### What is required
Set the following entries down again exactly, line by line.

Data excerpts
# # # # # # #
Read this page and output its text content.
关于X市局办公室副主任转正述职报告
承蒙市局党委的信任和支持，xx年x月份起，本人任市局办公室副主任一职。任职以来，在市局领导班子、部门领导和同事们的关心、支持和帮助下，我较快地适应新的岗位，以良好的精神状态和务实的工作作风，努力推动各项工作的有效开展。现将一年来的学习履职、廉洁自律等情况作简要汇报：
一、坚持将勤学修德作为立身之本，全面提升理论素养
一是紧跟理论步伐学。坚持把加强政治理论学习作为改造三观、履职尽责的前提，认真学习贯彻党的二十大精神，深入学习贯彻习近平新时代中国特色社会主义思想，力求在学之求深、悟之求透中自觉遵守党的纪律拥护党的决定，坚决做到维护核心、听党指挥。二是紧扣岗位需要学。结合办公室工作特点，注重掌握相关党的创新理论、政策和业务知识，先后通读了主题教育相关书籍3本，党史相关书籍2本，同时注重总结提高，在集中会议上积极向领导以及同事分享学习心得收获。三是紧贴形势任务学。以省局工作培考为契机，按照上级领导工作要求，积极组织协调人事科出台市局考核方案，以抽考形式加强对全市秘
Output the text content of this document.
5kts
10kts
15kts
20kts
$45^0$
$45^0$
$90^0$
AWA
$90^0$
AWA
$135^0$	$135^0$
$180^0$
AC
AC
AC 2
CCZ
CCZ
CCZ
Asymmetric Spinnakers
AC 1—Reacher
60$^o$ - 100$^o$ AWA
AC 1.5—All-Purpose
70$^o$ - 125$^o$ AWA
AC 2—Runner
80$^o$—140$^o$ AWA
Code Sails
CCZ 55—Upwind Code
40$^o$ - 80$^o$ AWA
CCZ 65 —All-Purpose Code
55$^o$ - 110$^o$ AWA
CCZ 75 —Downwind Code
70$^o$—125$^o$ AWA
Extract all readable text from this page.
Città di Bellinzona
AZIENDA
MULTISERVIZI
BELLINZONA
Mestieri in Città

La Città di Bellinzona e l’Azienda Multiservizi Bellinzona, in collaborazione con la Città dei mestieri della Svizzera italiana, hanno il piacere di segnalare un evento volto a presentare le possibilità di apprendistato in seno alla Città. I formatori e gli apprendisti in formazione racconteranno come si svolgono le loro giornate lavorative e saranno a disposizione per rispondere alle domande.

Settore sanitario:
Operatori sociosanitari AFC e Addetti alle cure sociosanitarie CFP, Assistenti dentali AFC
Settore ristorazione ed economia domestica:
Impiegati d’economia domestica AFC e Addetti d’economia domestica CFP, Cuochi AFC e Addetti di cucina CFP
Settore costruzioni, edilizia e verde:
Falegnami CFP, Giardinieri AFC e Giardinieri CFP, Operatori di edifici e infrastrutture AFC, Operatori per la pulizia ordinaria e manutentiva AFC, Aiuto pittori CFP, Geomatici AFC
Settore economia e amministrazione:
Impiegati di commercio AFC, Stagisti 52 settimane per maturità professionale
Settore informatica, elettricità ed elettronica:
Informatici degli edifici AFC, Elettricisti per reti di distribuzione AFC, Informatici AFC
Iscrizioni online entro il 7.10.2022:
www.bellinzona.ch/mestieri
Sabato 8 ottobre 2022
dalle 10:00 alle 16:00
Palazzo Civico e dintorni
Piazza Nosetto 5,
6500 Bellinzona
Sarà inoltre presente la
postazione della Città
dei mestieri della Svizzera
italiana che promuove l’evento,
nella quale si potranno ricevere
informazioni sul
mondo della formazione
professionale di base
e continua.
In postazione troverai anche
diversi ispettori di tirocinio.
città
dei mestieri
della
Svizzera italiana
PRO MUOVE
# # # # # # #
### Solution to this exercise
Read this page and output its text content.
关于X市局办公室副主任转正述职报告
承蒙市局党委的信任和支持，xx年x月份起，本人任市局办公室副主任一职。任职以来，在市局领导班子、部门领导和同事们的关心、支持和帮助下，我较快地适应新的岗位，以良好的精神状态和务实的工作作风，努力推动各项工作的有效开展。现将一年来的学习履职、廉洁自律等情况作简要汇报：
一、坚持将勤学修德作为立身之本，全面提升理论素养
一是紧跟理论步伐学。坚持把加强政治理论学习作为改造三观、履职尽责的前提，认真学习贯彻党的二十大精神，深入学习贯彻习近平新时代中国特色社会主义思想，力求在学之求深、悟之求透中自觉遵守党的纪律拥护党的决定，坚决做到维护核心、听党指挥。二是紧扣岗位需要学。结合办公室工作特点，注重掌握相关党的创新理论、政策和业务知识，先后通读了主题教育相关书籍3本，党史相关书籍2本，同时注重总结提高，在集中会议上积极向领导以及同事分享学习心得收获。三是紧贴形势任务学。以省局工作培考为契机，按照上级领导工作要求，积极组织协调人事科出台市局考核方案，以抽考形式加强对全市秘
Output the text content of this document.
5kts
10kts
15kts
20kts
$45^0$
$45^0$
$90^0$
AWA
$90^0$
AWA
$135^0$	$135^0$
$180^0$
AC
AC
AC 2
CCZ
CCZ
CCZ
Asymmetric Spinnakers
AC 1—Reacher
60$^o$ - 100$^o$ AWA
AC 1.5—All-Purpose
70$^o$ - 125$^o$ AWA
AC 2—Runner
80$^o$—140$^o$ AWA
Code Sails
CCZ 55—Upwind Code
40$^o$ - 80$^o$ AWA
CCZ 65 —All-Purpose Code
55$^o$ - 110$^o$ AWA
CCZ 75 —Downwind Code
70$^o$—125$^o$ AWA
Extract all readable text from this page.
Città di Bellinzona
AZIENDA
MULTISERVIZI
BELLINZONA
Mestieri in Città

La Città di Bellinzona e l’Azienda Multiservizi Bellinzona, in collaborazione con la Città dei mestieri della Svizzera italiana, hanno il piacere di segnalare un evento volto a presentare le possibilità di apprendistato in seno alla Città. I formatori e gli apprendisti in formazione racconteranno come si svolgono le loro giornate lavorative e saranno a disposizione per rispondere alle domande.

Settore sanitario:
Operatori sociosanitari AFC e Addetti alle cure sociosanitarie CFP, Assistenti dentali AFC
Settore ristorazione ed economia domestica:
Impiegati d’economia domestica AFC e Addetti d’economia domestica CFP, Cuochi AFC e Addetti di cucina CFP
Settore costruzioni, edilizia e verde:
Falegnami CFP, Giardinieri AFC e Giardinieri CFP, Operatori di edifici e infrastrutture AFC, Operatori per la pulizia ordinaria e manutentiva AFC, Aiuto pittori CFP, Geomatici AFC
Settore economia e amministrazione:
Impiegati di commercio AFC, Stagisti 52 settimane per maturità professionale
Settore informatica, elettricità ed elettronica:
Informatici degli edifici AFC, Elettricisti per reti di distribuzione AFC, Informatici AFC
Iscrizioni online entro il 7.10.2022:
www.bellinzona.ch/mestieri
Sabato 8 ottobre 2022
dalle 10:00 alle 16:00
Palazzo Civico e dintorni
Piazza Nosetto 5,
6500 Bellinzona
Sarà inoltre presente la
postazione della Città
dei mestieri della Svizzera
italiana che promuove l’evento,
nella quale si potranno ricevere
informazioni sul
mondo della formazione
professionale di base
e continua.
In postazione troverai anche
diversi ispettori di tirocinio.
città
dei mestieri
della
Svizzera italiana
PRO MUOVE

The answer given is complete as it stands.